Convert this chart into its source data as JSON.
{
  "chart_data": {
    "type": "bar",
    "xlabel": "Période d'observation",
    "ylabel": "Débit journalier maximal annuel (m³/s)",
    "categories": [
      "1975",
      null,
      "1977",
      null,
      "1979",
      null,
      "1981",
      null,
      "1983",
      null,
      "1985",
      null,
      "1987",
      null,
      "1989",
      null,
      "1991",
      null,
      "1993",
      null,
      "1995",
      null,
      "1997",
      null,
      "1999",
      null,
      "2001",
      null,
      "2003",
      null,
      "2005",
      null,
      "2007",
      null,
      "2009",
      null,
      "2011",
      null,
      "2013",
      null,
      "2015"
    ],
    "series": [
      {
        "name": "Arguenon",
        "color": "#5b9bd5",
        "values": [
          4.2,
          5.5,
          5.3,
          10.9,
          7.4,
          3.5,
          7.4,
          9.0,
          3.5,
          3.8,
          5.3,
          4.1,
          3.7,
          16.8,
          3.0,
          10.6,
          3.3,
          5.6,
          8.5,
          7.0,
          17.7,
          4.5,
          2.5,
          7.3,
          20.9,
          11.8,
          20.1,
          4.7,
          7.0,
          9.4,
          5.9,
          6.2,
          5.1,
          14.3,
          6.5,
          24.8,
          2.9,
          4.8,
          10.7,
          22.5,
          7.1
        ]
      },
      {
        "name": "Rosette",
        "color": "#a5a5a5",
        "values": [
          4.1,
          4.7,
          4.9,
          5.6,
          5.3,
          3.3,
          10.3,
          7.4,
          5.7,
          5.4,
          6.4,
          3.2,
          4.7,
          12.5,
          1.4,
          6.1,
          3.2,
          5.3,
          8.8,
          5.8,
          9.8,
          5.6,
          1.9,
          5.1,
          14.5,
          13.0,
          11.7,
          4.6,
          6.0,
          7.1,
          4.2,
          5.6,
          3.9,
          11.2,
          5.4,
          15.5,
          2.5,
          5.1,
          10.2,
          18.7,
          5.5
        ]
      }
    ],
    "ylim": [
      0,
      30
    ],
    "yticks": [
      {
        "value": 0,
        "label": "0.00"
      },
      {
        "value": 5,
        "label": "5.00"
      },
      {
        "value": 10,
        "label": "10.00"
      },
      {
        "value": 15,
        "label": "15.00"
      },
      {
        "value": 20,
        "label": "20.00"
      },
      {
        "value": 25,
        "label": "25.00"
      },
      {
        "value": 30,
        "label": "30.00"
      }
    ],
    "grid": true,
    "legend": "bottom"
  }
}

================

■ **REQUIREMENTS**
Repeat the data precisely, line by line.

■ **REPLY**
Convert this chart into its source data as JSON.
{
  "chart_data": {
    "type": "bar",
    "xlabel": "Période d'observation",
    "ylabel": "Débit journalier maximal annuel (m³/s)",
    "categories": [
      "1975",
      null,
      "1977",
      null,
      "1979",
      null,
      "1981",
      null,
      "1983",
      null,
      "1985",
      null,
      "1987",
      null,
      "1989",
      null,
      "1991",
      null,
      "1993",
      null,
      "1995",
      null,
      "1997",
      null,
      "1999",
      null,
      "2001",
      null,
      "2003",
      null,
      "2005",
      null,
      "2007",
      null,
      "2009",
      null,
      "2011",
      null,
      "2013",
      null,
      "2015"
    ],
    "series": [
      {
        "name": "Arguenon",
        "color": "#5b9bd5",
        "values": [
          4.2,
          5.5,
          5.3,
          10.9,
          7.4,
          3.5,
          7.4,
          9.0,
          3.5,
          3.8,
          5.3,
          4.1,
          3.7,
          16.8,
          3.0,
          10.6,
          3.3,
          5.6,
          8.5,
          7.0,
          17.7,
          4.5,
          2.5,
          7.3,
          20.9,
          11.8,
          20.1,
          4.7,
          7.0,
          9.4,
          5.9,
          6.2,
          5.1,
          14.3,
          6.5,
          24.8,
          2.9,
          4.8,
          10.7,
          22.5,
          7.1
        ]
      },
      {
        "name": "Rosette",
        "color": "#a5a5a5",
        "values": [
          4.1,
          4.7,
          4.9,
          5.6,
          5.3,
          3.3,
          10.3,
          7.4,
          5.7,
          5.4,
          6.4,
          3.2,
          4.7,
          12.5,
          1.4,
          6.1,
          3.2,
          5.3,
          8.8,
          5.8,
          9.8,
          5.6,
          1.9,
          5.1,
          14.5,
          13.0,
          11.7,
          4.6,
          6.0,
          7.1,
          4.2,
          5.6,
          3.9,
          11.2,
          5.4,
          15.5,
          2.5,
          5.1,
          10.2,
          18.7,
          5.5
        ]
      }
    ],
    "ylim": [
      0,
      30
    ],
    "yticks": [
      {
        "value": 0,
        "label": "0.00"
      },
      {
        "value": 5,
        "label": "5.00"
      },
      {
        "value": 10,
        "label": "10.00"
      },
      {
        "value": 15,
        "label": "15.00"
      },
      {
        "value": 20,
        "label": "20.00"
      },
      {
        "value": 25,
        "label": "25.00"
      },
      {
        "value": 30,
        "label": "30.00"
      }
    ],
    "grid": true,
    "legend": "bottom"
  }
}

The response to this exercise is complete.